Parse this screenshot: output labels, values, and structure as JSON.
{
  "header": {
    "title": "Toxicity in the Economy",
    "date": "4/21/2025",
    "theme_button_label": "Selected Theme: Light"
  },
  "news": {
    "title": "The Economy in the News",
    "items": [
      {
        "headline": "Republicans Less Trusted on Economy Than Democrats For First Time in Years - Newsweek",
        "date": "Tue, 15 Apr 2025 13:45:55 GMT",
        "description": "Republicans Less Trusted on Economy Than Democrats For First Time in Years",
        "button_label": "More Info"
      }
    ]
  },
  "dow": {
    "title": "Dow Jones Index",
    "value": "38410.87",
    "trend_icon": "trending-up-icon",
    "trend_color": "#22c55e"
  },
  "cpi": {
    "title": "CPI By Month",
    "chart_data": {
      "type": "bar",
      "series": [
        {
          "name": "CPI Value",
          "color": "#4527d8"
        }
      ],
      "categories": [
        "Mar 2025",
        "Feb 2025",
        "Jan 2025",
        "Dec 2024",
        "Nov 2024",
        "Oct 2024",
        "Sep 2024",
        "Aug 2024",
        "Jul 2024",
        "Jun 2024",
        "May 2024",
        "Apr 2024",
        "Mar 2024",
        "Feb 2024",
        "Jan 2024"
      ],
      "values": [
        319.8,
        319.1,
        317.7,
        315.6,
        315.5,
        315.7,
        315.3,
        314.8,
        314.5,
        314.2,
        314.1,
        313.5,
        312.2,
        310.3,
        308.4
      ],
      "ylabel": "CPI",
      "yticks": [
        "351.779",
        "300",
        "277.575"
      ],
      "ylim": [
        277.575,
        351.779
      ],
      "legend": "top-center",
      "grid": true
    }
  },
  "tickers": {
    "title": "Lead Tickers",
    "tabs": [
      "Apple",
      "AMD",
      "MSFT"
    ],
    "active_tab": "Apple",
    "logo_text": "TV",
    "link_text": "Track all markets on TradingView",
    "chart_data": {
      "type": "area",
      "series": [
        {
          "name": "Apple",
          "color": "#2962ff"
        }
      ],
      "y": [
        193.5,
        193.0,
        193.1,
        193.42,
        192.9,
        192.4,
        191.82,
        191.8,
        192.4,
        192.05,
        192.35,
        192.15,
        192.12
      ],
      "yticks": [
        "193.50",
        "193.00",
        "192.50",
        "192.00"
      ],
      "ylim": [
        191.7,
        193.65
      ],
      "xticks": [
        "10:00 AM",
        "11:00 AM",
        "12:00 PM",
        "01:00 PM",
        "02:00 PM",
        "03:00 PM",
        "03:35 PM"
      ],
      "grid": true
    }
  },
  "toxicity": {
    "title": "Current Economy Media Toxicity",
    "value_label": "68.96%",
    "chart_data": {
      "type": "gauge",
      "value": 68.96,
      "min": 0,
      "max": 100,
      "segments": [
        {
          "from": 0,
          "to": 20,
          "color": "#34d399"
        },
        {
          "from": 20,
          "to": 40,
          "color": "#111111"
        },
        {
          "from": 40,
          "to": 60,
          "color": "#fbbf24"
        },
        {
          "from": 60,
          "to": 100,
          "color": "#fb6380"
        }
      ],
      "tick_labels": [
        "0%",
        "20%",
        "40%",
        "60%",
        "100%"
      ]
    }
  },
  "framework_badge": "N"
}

·····

Find every line of the data that holds the string "Democrats", then say how many there are and nothing else.

### Exercise response
2